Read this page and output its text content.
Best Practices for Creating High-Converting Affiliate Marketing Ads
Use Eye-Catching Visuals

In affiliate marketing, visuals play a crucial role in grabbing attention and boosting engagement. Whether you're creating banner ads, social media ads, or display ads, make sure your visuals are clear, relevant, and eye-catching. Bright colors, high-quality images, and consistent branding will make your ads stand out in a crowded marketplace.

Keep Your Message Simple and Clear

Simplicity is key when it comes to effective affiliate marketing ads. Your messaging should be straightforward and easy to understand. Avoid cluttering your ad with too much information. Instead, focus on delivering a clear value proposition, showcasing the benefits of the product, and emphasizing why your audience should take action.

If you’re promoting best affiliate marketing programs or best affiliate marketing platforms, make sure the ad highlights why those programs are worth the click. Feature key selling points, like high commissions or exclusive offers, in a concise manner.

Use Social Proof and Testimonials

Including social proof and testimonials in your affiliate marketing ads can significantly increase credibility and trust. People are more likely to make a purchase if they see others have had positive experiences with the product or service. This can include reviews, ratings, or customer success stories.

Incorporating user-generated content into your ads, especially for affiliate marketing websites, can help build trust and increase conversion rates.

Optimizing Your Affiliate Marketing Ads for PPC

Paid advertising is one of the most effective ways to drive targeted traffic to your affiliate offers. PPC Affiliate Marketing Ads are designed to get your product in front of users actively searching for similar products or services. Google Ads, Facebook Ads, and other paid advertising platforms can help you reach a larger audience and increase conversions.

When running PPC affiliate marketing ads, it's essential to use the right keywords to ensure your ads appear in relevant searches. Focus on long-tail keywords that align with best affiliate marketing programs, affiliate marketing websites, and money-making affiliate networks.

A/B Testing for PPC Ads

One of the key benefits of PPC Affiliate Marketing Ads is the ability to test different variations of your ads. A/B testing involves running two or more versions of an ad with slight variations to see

------------------------------

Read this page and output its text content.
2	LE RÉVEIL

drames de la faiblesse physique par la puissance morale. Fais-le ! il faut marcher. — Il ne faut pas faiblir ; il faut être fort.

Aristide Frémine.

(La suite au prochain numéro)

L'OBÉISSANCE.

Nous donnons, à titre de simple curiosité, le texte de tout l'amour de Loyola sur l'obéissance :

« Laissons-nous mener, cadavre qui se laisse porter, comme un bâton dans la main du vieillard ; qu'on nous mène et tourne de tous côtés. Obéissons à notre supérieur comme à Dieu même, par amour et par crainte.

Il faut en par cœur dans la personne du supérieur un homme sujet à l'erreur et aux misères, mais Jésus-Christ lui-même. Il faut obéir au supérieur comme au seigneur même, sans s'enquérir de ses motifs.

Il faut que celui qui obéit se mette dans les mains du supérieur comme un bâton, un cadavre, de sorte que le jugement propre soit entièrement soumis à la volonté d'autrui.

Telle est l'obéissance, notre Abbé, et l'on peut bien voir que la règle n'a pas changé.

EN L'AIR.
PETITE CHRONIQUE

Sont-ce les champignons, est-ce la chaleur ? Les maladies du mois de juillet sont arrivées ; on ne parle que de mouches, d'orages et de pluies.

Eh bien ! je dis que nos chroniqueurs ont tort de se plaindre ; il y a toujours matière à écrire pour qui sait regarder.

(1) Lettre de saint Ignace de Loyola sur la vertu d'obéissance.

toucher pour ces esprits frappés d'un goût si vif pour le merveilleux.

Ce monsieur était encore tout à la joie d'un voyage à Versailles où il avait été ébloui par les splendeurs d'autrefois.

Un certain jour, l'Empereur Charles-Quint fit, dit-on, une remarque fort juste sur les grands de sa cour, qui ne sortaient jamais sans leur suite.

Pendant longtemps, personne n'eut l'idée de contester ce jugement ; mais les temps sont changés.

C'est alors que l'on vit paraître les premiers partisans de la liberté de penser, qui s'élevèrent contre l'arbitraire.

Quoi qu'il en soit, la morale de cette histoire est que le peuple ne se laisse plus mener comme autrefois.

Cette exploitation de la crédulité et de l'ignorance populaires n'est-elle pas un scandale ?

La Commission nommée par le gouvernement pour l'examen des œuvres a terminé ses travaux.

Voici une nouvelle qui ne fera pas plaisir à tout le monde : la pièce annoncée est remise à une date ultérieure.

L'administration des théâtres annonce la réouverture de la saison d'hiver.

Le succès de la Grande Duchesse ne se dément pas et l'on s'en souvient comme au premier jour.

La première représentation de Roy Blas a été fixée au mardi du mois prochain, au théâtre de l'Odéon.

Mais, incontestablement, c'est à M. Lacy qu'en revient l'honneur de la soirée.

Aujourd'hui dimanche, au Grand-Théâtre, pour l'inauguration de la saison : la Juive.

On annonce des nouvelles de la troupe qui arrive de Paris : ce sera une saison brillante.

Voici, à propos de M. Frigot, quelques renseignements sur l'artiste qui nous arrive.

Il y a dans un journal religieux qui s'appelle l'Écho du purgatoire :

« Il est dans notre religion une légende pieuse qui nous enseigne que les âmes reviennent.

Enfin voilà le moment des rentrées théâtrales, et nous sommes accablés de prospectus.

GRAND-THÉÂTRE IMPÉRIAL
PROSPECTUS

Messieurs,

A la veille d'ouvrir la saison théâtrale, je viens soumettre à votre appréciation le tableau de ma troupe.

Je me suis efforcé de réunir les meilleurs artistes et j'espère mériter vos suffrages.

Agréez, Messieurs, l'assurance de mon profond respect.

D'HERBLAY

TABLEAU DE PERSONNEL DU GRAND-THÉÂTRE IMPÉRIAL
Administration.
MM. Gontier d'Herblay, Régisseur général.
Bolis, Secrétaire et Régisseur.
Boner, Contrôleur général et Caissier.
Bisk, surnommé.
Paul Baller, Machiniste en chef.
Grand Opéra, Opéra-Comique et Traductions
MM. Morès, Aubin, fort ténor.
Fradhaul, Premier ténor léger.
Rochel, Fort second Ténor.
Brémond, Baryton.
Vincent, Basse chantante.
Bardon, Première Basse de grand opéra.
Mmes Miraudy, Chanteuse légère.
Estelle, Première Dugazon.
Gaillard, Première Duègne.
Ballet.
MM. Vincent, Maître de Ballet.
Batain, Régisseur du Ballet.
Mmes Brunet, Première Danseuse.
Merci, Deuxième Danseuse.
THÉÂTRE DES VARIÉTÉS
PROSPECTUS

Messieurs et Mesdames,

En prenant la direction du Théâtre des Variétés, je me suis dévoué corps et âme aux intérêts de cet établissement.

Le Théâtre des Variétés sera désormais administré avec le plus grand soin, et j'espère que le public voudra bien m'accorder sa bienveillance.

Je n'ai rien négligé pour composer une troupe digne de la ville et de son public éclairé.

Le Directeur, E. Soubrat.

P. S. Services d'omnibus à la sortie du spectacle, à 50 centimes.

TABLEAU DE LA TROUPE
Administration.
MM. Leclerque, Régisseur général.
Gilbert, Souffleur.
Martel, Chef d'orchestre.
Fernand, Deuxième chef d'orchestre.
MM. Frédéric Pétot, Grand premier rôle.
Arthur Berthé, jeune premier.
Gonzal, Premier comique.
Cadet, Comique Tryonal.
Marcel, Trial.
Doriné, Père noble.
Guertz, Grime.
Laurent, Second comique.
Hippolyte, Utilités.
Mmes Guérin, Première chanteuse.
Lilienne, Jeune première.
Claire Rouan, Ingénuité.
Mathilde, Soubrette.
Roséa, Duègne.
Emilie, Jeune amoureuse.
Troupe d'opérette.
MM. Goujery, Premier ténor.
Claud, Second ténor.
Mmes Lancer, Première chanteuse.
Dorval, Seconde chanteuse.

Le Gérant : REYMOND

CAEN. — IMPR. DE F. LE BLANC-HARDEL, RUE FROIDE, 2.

------------------------------

*Given task:* In the entries above, identify each line that includes the string "morale", then copy it.

*Output for this task:*
drames de la faiblesse physique par la puissance morale. Fais-le ! il faut marcher. — Il ne faut pas faiblir ; il faut être fort.
Quoi qu'il en soit, la morale de cette histoire est que le peuple ne se laisse plus mener comme autrefois.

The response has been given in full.